Figure data in JSON:
"""
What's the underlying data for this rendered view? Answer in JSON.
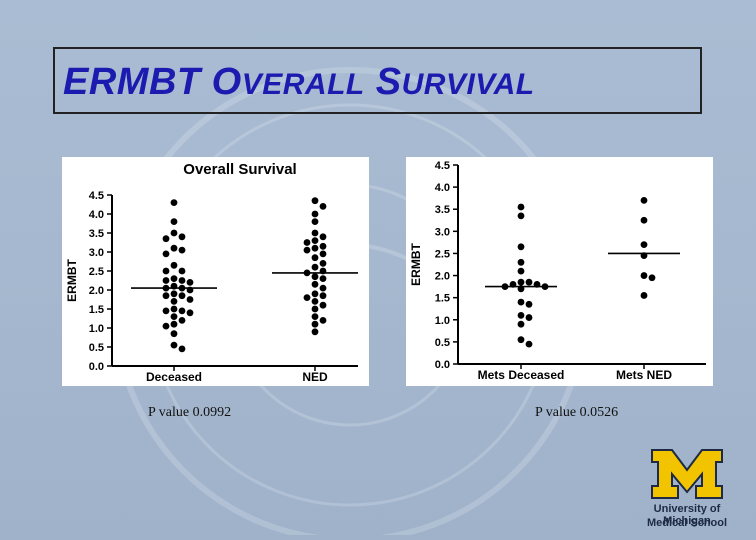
{
  "slide": {
    "title_parts": [
      "ERMBT O",
      "VERALL",
      " S",
      "URVIVAL"
    ],
    "colors": {
      "title": "#1b1bb0",
      "background": "#a9bcd3",
      "logo_m": "#f2c400",
      "logo_text": "#1e2a44"
    },
    "pvalue_left": "P value 0.0992",
    "pvalue_right": "P value 0.0526",
    "logo": {
      "line1": "University of Michigan",
      "line2": "Medical School"
    }
  },
  "chart_data": [
    {
      "type": "scatter",
      "title": "Overall  Survival",
      "xlabel": "",
      "ylabel": "ERMBT",
      "ylim": [
        0,
        4.5
      ],
      "yticks": [
        0.0,
        0.5,
        1.0,
        1.5,
        2.0,
        2.5,
        3.0,
        3.5,
        4.0,
        4.5
      ],
      "categories": [
        "Deceased",
        "NED"
      ],
      "means": [
        2.05,
        2.45
      ],
      "series": [
        {
          "name": "Deceased",
          "values": [
            4.3,
            3.8,
            3.5,
            3.4,
            3.35,
            3.1,
            3.05,
            2.95,
            2.65,
            2.5,
            2.5,
            2.3,
            2.25,
            2.25,
            2.2,
            2.1,
            2.05,
            2.05,
            2.0,
            1.9,
            1.85,
            1.85,
            1.75,
            1.7,
            1.5,
            1.45,
            1.45,
            1.4,
            1.3,
            1.2,
            1.1,
            1.05,
            0.85,
            0.55,
            0.45
          ]
        },
        {
          "name": "NED",
          "values": [
            4.35,
            4.2,
            4.0,
            3.8,
            3.5,
            3.4,
            3.3,
            3.25,
            3.15,
            3.1,
            3.05,
            2.95,
            2.85,
            2.7,
            2.6,
            2.5,
            2.45,
            2.35,
            2.3,
            2.15,
            2.05,
            1.9,
            1.85,
            1.8,
            1.7,
            1.6,
            1.5,
            1.3,
            1.2,
            1.1,
            0.9
          ]
        }
      ]
    },
    {
      "type": "scatter",
      "title": "",
      "xlabel": "",
      "ylabel": "ERMBT",
      "ylim": [
        0,
        4.5
      ],
      "yticks": [
        0.0,
        0.5,
        1.0,
        1.5,
        2.0,
        2.5,
        3.0,
        3.5,
        4.0,
        4.5
      ],
      "categories": [
        "Mets Deceased",
        "Mets NED"
      ],
      "means": [
        1.75,
        2.5
      ],
      "series": [
        {
          "name": "Mets Deceased",
          "values": [
            3.55,
            3.35,
            2.65,
            2.3,
            2.1,
            1.85,
            1.85,
            1.8,
            1.8,
            1.75,
            1.75,
            1.7,
            1.4,
            1.35,
            1.1,
            1.05,
            0.9,
            0.55,
            0.45
          ]
        },
        {
          "name": "Mets NED",
          "values": [
            3.7,
            3.25,
            2.7,
            2.45,
            2.0,
            1.95,
            1.55
          ]
        }
      ]
    }
  ]
}
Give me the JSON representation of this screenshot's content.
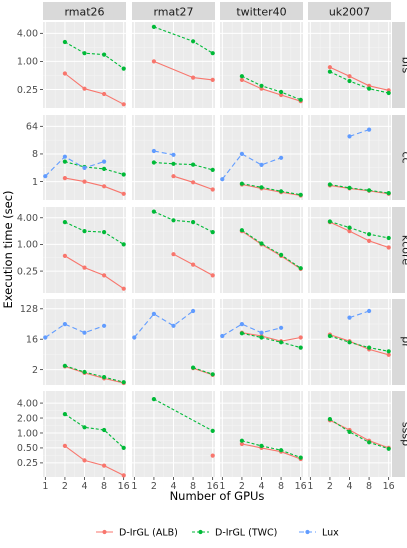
{
  "chart_data": {
    "type": "line",
    "facet_columns": [
      "rmat26",
      "rmat27",
      "twitter40",
      "uk2007"
    ],
    "facet_rows": [
      "bfs",
      "cc",
      "kcore",
      "pr",
      "sssp"
    ],
    "xlabel": "Number of GPUs",
    "ylabel": "Execution time (sec)",
    "x_ticks": [
      "1",
      "2",
      "4",
      "8",
      "16"
    ],
    "x_scale": "log2",
    "y_scale": "log",
    "legend_position": "bottom",
    "colors": {
      "D-IrGL (ALB)": "#f8766d",
      "D-IrGL (TWC)": "#00ba38",
      "Lux": "#619cff"
    },
    "line_styles": {
      "D-IrGL (ALB)": "solid",
      "D-IrGL (TWC)": "dotted",
      "Lux": "dashed"
    },
    "series_names": [
      "D-IrGL (ALB)",
      "D-IrGL (TWC)",
      "Lux"
    ],
    "rows": {
      "bfs": {
        "y_ticks": [
          "0.25",
          "1.00",
          "4.00"
        ],
        "ylim": [
          0.1,
          7
        ]
      },
      "cc": {
        "y_ticks": [
          "1",
          "8",
          "64"
        ],
        "ylim": [
          0.25,
          150
        ]
      },
      "kcore": {
        "y_ticks": [
          "0.25",
          "1.00",
          "4.00"
        ],
        "ylim": [
          0.08,
          7
        ]
      },
      "pr": {
        "y_ticks": [
          "2",
          "16",
          "128"
        ],
        "ylim": [
          0.7,
          250
        ]
      },
      "sssp": {
        "y_ticks": [
          "0.25",
          "0.50",
          "1.00",
          "2.00",
          "4.00"
        ],
        "ylim": [
          0.13,
          7
        ]
      }
    },
    "series": [
      {
        "row": "bfs",
        "col": "rmat26",
        "name": "D-IrGL (ALB)",
        "x": [
          2,
          4,
          8,
          16
        ],
        "y": [
          0.55,
          0.26,
          0.2,
          0.12
        ]
      },
      {
        "row": "bfs",
        "col": "rmat26",
        "name": "D-IrGL (TWC)",
        "x": [
          2,
          4,
          8,
          16
        ],
        "y": [
          2.6,
          1.5,
          1.4,
          0.7
        ]
      },
      {
        "row": "bfs",
        "col": "rmat27",
        "name": "D-IrGL (ALB)",
        "x": [
          2,
          8,
          16
        ],
        "y": [
          1.0,
          0.45,
          0.4
        ]
      },
      {
        "row": "bfs",
        "col": "rmat27",
        "name": "D-IrGL (TWC)",
        "x": [
          2,
          8,
          16
        ],
        "y": [
          5.5,
          2.7,
          1.5
        ]
      },
      {
        "row": "bfs",
        "col": "twitter40",
        "name": "D-IrGL (ALB)",
        "x": [
          2,
          4,
          8,
          16
        ],
        "y": [
          0.4,
          0.26,
          0.19,
          0.14
        ]
      },
      {
        "row": "bfs",
        "col": "twitter40",
        "name": "D-IrGL (TWC)",
        "x": [
          2,
          4,
          8,
          16
        ],
        "y": [
          0.48,
          0.3,
          0.22,
          0.15
        ]
      },
      {
        "row": "bfs",
        "col": "uk2007",
        "name": "D-IrGL (ALB)",
        "x": [
          2,
          4,
          8,
          16
        ],
        "y": [
          0.75,
          0.48,
          0.3,
          0.24
        ]
      },
      {
        "row": "bfs",
        "col": "uk2007",
        "name": "D-IrGL (TWC)",
        "x": [
          2,
          4,
          8,
          16
        ],
        "y": [
          0.6,
          0.38,
          0.26,
          0.21
        ]
      },
      {
        "row": "cc",
        "col": "rmat26",
        "name": "D-IrGL (ALB)",
        "x": [
          2,
          4,
          8,
          16
        ],
        "y": [
          1.3,
          1.0,
          0.7,
          0.4
        ]
      },
      {
        "row": "cc",
        "col": "rmat26",
        "name": "D-IrGL (TWC)",
        "x": [
          2,
          4,
          8,
          16
        ],
        "y": [
          4.5,
          3.0,
          2.6,
          1.7
        ]
      },
      {
        "row": "cc",
        "col": "rmat26",
        "name": "Lux",
        "x": [
          1,
          2,
          4,
          8
        ],
        "y": [
          1.5,
          6.5,
          2.8,
          4.5
        ]
      },
      {
        "row": "cc",
        "col": "rmat27",
        "name": "D-IrGL (ALB)",
        "x": [
          4,
          8,
          16
        ],
        "y": [
          1.5,
          0.95,
          0.55
        ]
      },
      {
        "row": "cc",
        "col": "rmat27",
        "name": "D-IrGL (TWC)",
        "x": [
          2,
          4,
          8,
          16
        ],
        "y": [
          4.2,
          3.8,
          3.6,
          2.4
        ]
      },
      {
        "row": "cc",
        "col": "rmat27",
        "name": "Lux",
        "x": [
          2,
          4
        ],
        "y": [
          10,
          7.5
        ]
      },
      {
        "row": "cc",
        "col": "twitter40",
        "name": "D-IrGL (ALB)",
        "x": [
          2,
          4,
          8,
          16
        ],
        "y": [
          0.8,
          0.6,
          0.45,
          0.35
        ]
      },
      {
        "row": "cc",
        "col": "twitter40",
        "name": "D-IrGL (TWC)",
        "x": [
          2,
          4,
          8,
          16
        ],
        "y": [
          0.85,
          0.65,
          0.48,
          0.37
        ]
      },
      {
        "row": "cc",
        "col": "twitter40",
        "name": "Lux",
        "x": [
          1,
          2,
          4,
          8
        ],
        "y": [
          1.2,
          8,
          3.5,
          6
        ]
      },
      {
        "row": "cc",
        "col": "uk2007",
        "name": "D-IrGL (ALB)",
        "x": [
          2,
          4,
          8,
          16
        ],
        "y": [
          0.75,
          0.6,
          0.5,
          0.4
        ]
      },
      {
        "row": "cc",
        "col": "uk2007",
        "name": "D-IrGL (TWC)",
        "x": [
          2,
          4,
          8,
          16
        ],
        "y": [
          0.8,
          0.62,
          0.52,
          0.42
        ]
      },
      {
        "row": "cc",
        "col": "uk2007",
        "name": "Lux",
        "x": [
          4,
          8
        ],
        "y": [
          30,
          50
        ]
      },
      {
        "row": "kcore",
        "col": "rmat26",
        "name": "D-IrGL (ALB)",
        "x": [
          2,
          4,
          8,
          16
        ],
        "y": [
          0.55,
          0.3,
          0.2,
          0.1
        ]
      },
      {
        "row": "kcore",
        "col": "rmat26",
        "name": "D-IrGL (TWC)",
        "x": [
          2,
          4,
          8,
          16
        ],
        "y": [
          3.2,
          2.0,
          1.9,
          1.0
        ]
      },
      {
        "row": "kcore",
        "col": "rmat27",
        "name": "D-IrGL (ALB)",
        "x": [
          4,
          8,
          16
        ],
        "y": [
          0.6,
          0.35,
          0.2
        ]
      },
      {
        "row": "kcore",
        "col": "rmat27",
        "name": "D-IrGL (TWC)",
        "x": [
          2,
          4,
          8,
          16
        ],
        "y": [
          5.5,
          3.5,
          3.2,
          1.9
        ]
      },
      {
        "row": "kcore",
        "col": "twitter40",
        "name": "D-IrGL (ALB)",
        "x": [
          2,
          4,
          8,
          16
        ],
        "y": [
          2.0,
          1.0,
          0.55,
          0.28
        ]
      },
      {
        "row": "kcore",
        "col": "twitter40",
        "name": "D-IrGL (TWC)",
        "x": [
          2,
          4,
          8,
          16
        ],
        "y": [
          2.1,
          1.05,
          0.58,
          0.29
        ]
      },
      {
        "row": "kcore",
        "col": "uk2007",
        "name": "D-IrGL (ALB)",
        "x": [
          2,
          4,
          8,
          16
        ],
        "y": [
          3.2,
          2.0,
          1.2,
          0.85
        ]
      },
      {
        "row": "kcore",
        "col": "uk2007",
        "name": "D-IrGL (TWC)",
        "x": [
          2,
          4,
          8,
          16
        ],
        "y": [
          3.3,
          2.4,
          1.7,
          1.4
        ]
      },
      {
        "row": "pr",
        "col": "rmat26",
        "name": "D-IrGL (ALB)",
        "x": [
          2,
          4,
          8,
          16
        ],
        "y": [
          2.5,
          1.6,
          1.1,
          0.8
        ]
      },
      {
        "row": "pr",
        "col": "rmat26",
        "name": "D-IrGL (TWC)",
        "x": [
          2,
          4,
          8,
          16
        ],
        "y": [
          2.6,
          1.7,
          1.2,
          0.85
        ]
      },
      {
        "row": "pr",
        "col": "rmat26",
        "name": "Lux",
        "x": [
          1,
          2,
          4,
          8
        ],
        "y": [
          18,
          45,
          25,
          40
        ]
      },
      {
        "row": "pr",
        "col": "rmat27",
        "name": "D-IrGL (ALB)",
        "x": [
          8,
          16
        ],
        "y": [
          2.2,
          1.4
        ]
      },
      {
        "row": "pr",
        "col": "rmat27",
        "name": "D-IrGL (TWC)",
        "x": [
          8,
          16
        ],
        "y": [
          2.3,
          1.45
        ]
      },
      {
        "row": "pr",
        "col": "rmat27",
        "name": "Lux",
        "x": [
          1,
          2,
          4,
          8
        ],
        "y": [
          18,
          90,
          40,
          110
        ]
      },
      {
        "row": "pr",
        "col": "twitter40",
        "name": "D-IrGL (ALB)",
        "x": [
          2,
          4,
          8,
          16
        ],
        "y": [
          25,
          20,
          14,
          18
        ]
      },
      {
        "row": "pr",
        "col": "twitter40",
        "name": "D-IrGL (TWC)",
        "x": [
          2,
          4,
          8,
          16
        ],
        "y": [
          24,
          18,
          13,
          9
        ]
      },
      {
        "row": "pr",
        "col": "twitter40",
        "name": "Lux",
        "x": [
          1,
          2,
          4,
          8
        ],
        "y": [
          20,
          45,
          25,
          35
        ]
      },
      {
        "row": "pr",
        "col": "uk2007",
        "name": "D-IrGL (ALB)",
        "x": [
          2,
          4,
          8,
          16
        ],
        "y": [
          22,
          14,
          8,
          5.5
        ]
      },
      {
        "row": "pr",
        "col": "uk2007",
        "name": "D-IrGL (TWC)",
        "x": [
          2,
          4,
          8,
          16
        ],
        "y": [
          20,
          13,
          9,
          7
        ]
      },
      {
        "row": "pr",
        "col": "uk2007",
        "name": "Lux",
        "x": [
          4,
          8
        ],
        "y": [
          70,
          110
        ]
      },
      {
        "row": "sssp",
        "col": "rmat26",
        "name": "D-IrGL (ALB)",
        "x": [
          2,
          4,
          8,
          16
        ],
        "y": [
          0.55,
          0.28,
          0.22,
          0.14
        ]
      },
      {
        "row": "sssp",
        "col": "rmat26",
        "name": "D-IrGL (TWC)",
        "x": [
          2,
          4,
          8,
          16
        ],
        "y": [
          2.4,
          1.3,
          1.15,
          0.5
        ]
      },
      {
        "row": "sssp",
        "col": "rmat27",
        "name": "D-IrGL (ALB)",
        "x": [
          16
        ],
        "y": [
          0.35
        ]
      },
      {
        "row": "sssp",
        "col": "rmat27",
        "name": "D-IrGL (TWC)",
        "x": [
          2,
          16
        ],
        "y": [
          4.8,
          1.1
        ]
      },
      {
        "row": "sssp",
        "col": "twitter40",
        "name": "D-IrGL (ALB)",
        "x": [
          2,
          4,
          8,
          16
        ],
        "y": [
          0.6,
          0.5,
          0.42,
          0.3
        ]
      },
      {
        "row": "sssp",
        "col": "twitter40",
        "name": "D-IrGL (TWC)",
        "x": [
          2,
          4,
          8,
          16
        ],
        "y": [
          0.7,
          0.55,
          0.45,
          0.32
        ]
      },
      {
        "row": "sssp",
        "col": "uk2007",
        "name": "D-IrGL (ALB)",
        "x": [
          2,
          4,
          8,
          16
        ],
        "y": [
          1.8,
          1.15,
          0.7,
          0.5
        ]
      },
      {
        "row": "sssp",
        "col": "uk2007",
        "name": "D-IrGL (TWC)",
        "x": [
          2,
          4,
          8,
          16
        ],
        "y": [
          1.9,
          1.05,
          0.65,
          0.48
        ]
      }
    ]
  }
}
"""
From the entries above, copy every line where the word "Mets" shows up.

RESULT FOR THIS EXERCISE:
        "Mets Deceased",
        "Mets NED"
          "name": "Mets Deceased",
          "name": "Mets NED",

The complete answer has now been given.